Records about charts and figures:
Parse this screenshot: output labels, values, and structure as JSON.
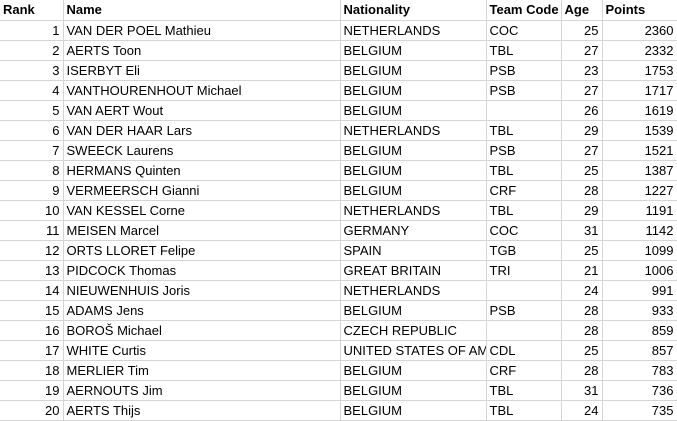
{
  "headers": {
    "rank": "Rank",
    "name": "Name",
    "nationality": "Nationality",
    "team_code": "Team Code",
    "age": "Age",
    "points": "Points"
  },
  "rows": [
    {
      "rank": "1",
      "name": "VAN DER POEL Mathieu",
      "nationality": "NETHERLANDS",
      "team_code": "COC",
      "age": "25",
      "points": "2360"
    },
    {
      "rank": "2",
      "name": "AERTS Toon",
      "nationality": "BELGIUM",
      "team_code": "TBL",
      "age": "27",
      "points": "2332"
    },
    {
      "rank": "3",
      "name": "ISERBYT Eli",
      "nationality": "BELGIUM",
      "team_code": "PSB",
      "age": "23",
      "points": "1753"
    },
    {
      "rank": "4",
      "name": "VANTHOURENHOUT Michael",
      "nationality": "BELGIUM",
      "team_code": "PSB",
      "age": "27",
      "points": "1717"
    },
    {
      "rank": "5",
      "name": "VAN AERT Wout",
      "nationality": "BELGIUM",
      "team_code": "",
      "age": "26",
      "points": "1619"
    },
    {
      "rank": "6",
      "name": "VAN DER HAAR Lars",
      "nationality": "NETHERLANDS",
      "team_code": "TBL",
      "age": "29",
      "points": "1539"
    },
    {
      "rank": "7",
      "name": "SWEECK Laurens",
      "nationality": "BELGIUM",
      "team_code": "PSB",
      "age": "27",
      "points": "1521"
    },
    {
      "rank": "8",
      "name": "HERMANS Quinten",
      "nationality": "BELGIUM",
      "team_code": "TBL",
      "age": "25",
      "points": "1387"
    },
    {
      "rank": "9",
      "name": "VERMEERSCH Gianni",
      "nationality": "BELGIUM",
      "team_code": "CRF",
      "age": "28",
      "points": "1227"
    },
    {
      "rank": "10",
      "name": "VAN KESSEL Corne",
      "nationality": "NETHERLANDS",
      "team_code": "TBL",
      "age": "29",
      "points": "1191"
    },
    {
      "rank": "11",
      "name": "MEISEN Marcel",
      "nationality": "GERMANY",
      "team_code": "COC",
      "age": "31",
      "points": "1142"
    },
    {
      "rank": "12",
      "name": "ORTS LLORET Felipe",
      "nationality": "SPAIN",
      "team_code": "TGB",
      "age": "25",
      "points": "1099"
    },
    {
      "rank": "13",
      "name": "PIDCOCK Thomas",
      "nationality": "GREAT BRITAIN",
      "team_code": "TRI",
      "age": "21",
      "points": "1006"
    },
    {
      "rank": "14",
      "name": "NIEUWENHUIS Joris",
      "nationality": "NETHERLANDS",
      "team_code": "",
      "age": "24",
      "points": "991"
    },
    {
      "rank": "15",
      "name": "ADAMS Jens",
      "nationality": "BELGIUM",
      "team_code": "PSB",
      "age": "28",
      "points": "933"
    },
    {
      "rank": "16",
      "name": "BOROŠ Michael",
      "nationality": "CZECH REPUBLIC",
      "team_code": "",
      "age": "28",
      "points": "859"
    },
    {
      "rank": "17",
      "name": "WHITE Curtis",
      "nationality": "UNITED STATES OF AME",
      "team_code": "CDL",
      "age": "25",
      "points": "857"
    },
    {
      "rank": "18",
      "name": "MERLIER Tim",
      "nationality": "BELGIUM",
      "team_code": "CRF",
      "age": "28",
      "points": "783"
    },
    {
      "rank": "19",
      "name": "AERNOUTS Jim",
      "nationality": "BELGIUM",
      "team_code": "TBL",
      "age": "31",
      "points": "736"
    },
    {
      "rank": "20",
      "name": "AERTS Thijs",
      "nationality": "BELGIUM",
      "team_code": "TBL",
      "age": "24",
      "points": "735"
    }
  ],
  "colors": {
    "gridline": "#d4d4d4",
    "text": "#000000",
    "background": "#ffffff"
  }
}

EXERCISE TASK: Set every line down exactly as written, leaving each picture out.

FINISHED ANSWER:
Parse this screenshot: output labels, values, and structure as JSON.
{
  "headers": {
    "rank": "Rank",
    "name": "Name",
    "nationality": "Nationality",
    "team_code": "Team Code",
    "age": "Age",
    "points": "Points"
  },
  "rows": [
    {
      "rank": "1",
      "name": "VAN DER POEL Mathieu",
      "nationality": "NETHERLANDS",
      "team_code": "COC",
      "age": "25",
      "points": "2360"
    },
    {
      "rank": "2",
      "name": "AERTS Toon",
      "nationality": "BELGIUM",
      "team_code": "TBL",
      "age": "27",
      "points": "2332"
    },
    {
      "rank": "3",
      "name": "ISERBYT Eli",
      "nationality": "BELGIUM",
      "team_code": "PSB",
      "age": "23",
      "points": "1753"
    },
    {
      "rank": "4",
      "name": "VANTHOURENHOUT Michael",
      "nationality": "BELGIUM",
      "team_code": "PSB",
      "age": "27",
      "points": "1717"
    },
    {
      "rank": "5",
      "name": "VAN AERT Wout",
      "nationality": "BELGIUM",
      "team_code": "",
      "age": "26",
      "points": "1619"
    },
    {
      "rank": "6",
      "name": "VAN DER HAAR Lars",
      "nationality": "NETHERLANDS",
      "team_code": "TBL",
      "age": "29",
      "points": "1539"
    },
    {
      "rank": "7",
      "name": "SWEECK Laurens",
      "nationality": "BELGIUM",
      "team_code": "PSB",
      "age": "27",
      "points": "1521"
    },
    {
      "rank": "8",
      "name": "HERMANS Quinten",
      "nationality": "BELGIUM",
      "team_code": "TBL",
      "age": "25",
      "points": "1387"
    },
    {
      "rank": "9",
      "name": "VERMEERSCH Gianni",
      "nationality": "BELGIUM",
      "team_code": "CRF",
      "age": "28",
      "points": "1227"
    },
    {
      "rank": "10",
      "name": "VAN KESSEL Corne",
      "nationality": "NETHERLANDS",
      "team_code": "TBL",
      "age": "29",
      "points": "1191"
    },
    {
      "rank": "11",
      "name": "MEISEN Marcel",
      "nationality": "GERMANY",
      "team_code": "COC",
      "age": "31",
      "points": "1142"
    },
    {
      "rank": "12",
      "name": "ORTS LLORET Felipe",
      "nationality": "SPAIN",
      "team_code": "TGB",
      "age": "25",
      "points": "1099"
    },
    {
      "rank": "13",
      "name": "PIDCOCK Thomas",
      "nationality": "GREAT BRITAIN",
      "team_code": "TRI",
      "age": "21",
      "points": "1006"
    },
    {
      "rank": "14",
      "name": "NIEUWENHUIS Joris",
      "nationality": "NETHERLANDS",
      "team_code": "",
      "age": "24",
      "points": "991"
    },
    {
      "rank": "15",
      "name": "ADAMS Jens",
      "nationality": "BELGIUM",
      "team_code": "PSB",
      "age": "28",
      "points": "933"
    },
    {
      "rank": "16",
      "name": "BOROŠ Michael",
      "nationality": "CZECH REPUBLIC",
      "team_code": "",
      "age": "28",
      "points": "859"
    },
    {
      "rank": "17",
      "name": "WHITE Curtis",
      "nationality": "UNITED STATES OF AME",
      "team_code": "CDL",
      "age": "25",
      "points": "857"
    },
    {
      "rank": "18",
      "name": "MERLIER Tim",
      "nationality": "BELGIUM",
      "team_code": "CRF",
      "age": "28",
      "points": "783"
    },
    {
      "rank": "19",
      "name": "AERNOUTS Jim",
      "nationality": "BELGIUM",
      "team_code": "TBL",
      "age": "31",
      "points": "736"
    },
    {
      "rank": "20",
      "name": "AERTS Thijs",
      "nationality": "BELGIUM",
      "team_code": "TBL",
      "age": "24",
      "points": "735"
    }
  ],
  "colors": {
    "gridline": "#d4d4d4",
    "text": "#000000",
    "background": "#ffffff"
  }
}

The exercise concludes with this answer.